- _Excerpted records_
## begin

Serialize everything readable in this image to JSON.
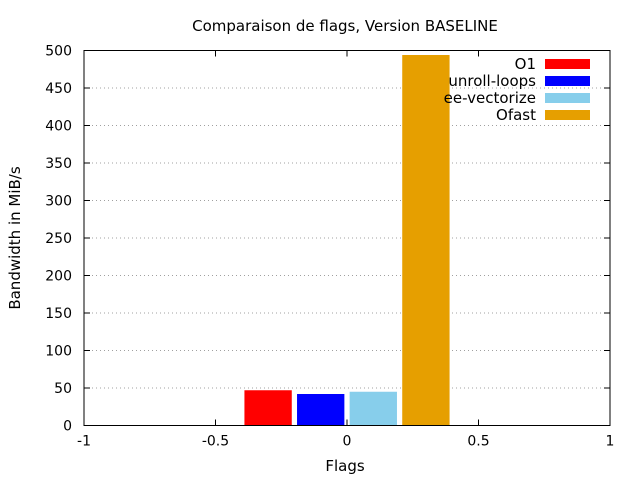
{
  "chart_data": {
    "type": "bar",
    "title": "Comparaison de flags, Version BASELINE",
    "xlabel": "Flags",
    "ylabel": "Bandwidth in MiB/s",
    "xlim": [
      -1,
      1
    ],
    "ylim": [
      0,
      500
    ],
    "xticks": [
      "-1",
      "-0.5",
      "0",
      "0.5",
      "1"
    ],
    "xtick_values": [
      -1,
      -0.5,
      0,
      0.5,
      1
    ],
    "yticks": [
      "0",
      "50",
      "100",
      "150",
      "200",
      "250",
      "300",
      "350",
      "400",
      "450",
      "500"
    ],
    "ytick_values": [
      0,
      50,
      100,
      150,
      200,
      250,
      300,
      350,
      400,
      450,
      500
    ],
    "grid": "horizontal-dotted",
    "legend_position": "top-right",
    "categories": [
      "0"
    ],
    "series": [
      {
        "name": "O1",
        "color": "#ff0000",
        "values": [
          47
        ],
        "x": -0.3
      },
      {
        "name": "unroll-loops",
        "color": "#0000ff",
        "values": [
          42
        ],
        "x": -0.1
      },
      {
        "name": "ee-vectorize",
        "color": "#87ceeb",
        "values": [
          45
        ],
        "x": 0.1
      },
      {
        "name": "Ofast",
        "color": "#e69f00",
        "values": [
          494
        ],
        "x": 0.3
      }
    ]
  }
}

## end

- _Objective_
Gather up every line from the listing above in which the word "name" occurs.

- _Full response_
        "name": "O1",
        "name": "unroll-loops",
        "name": "ee-vectorize",
        "name": "Ofast",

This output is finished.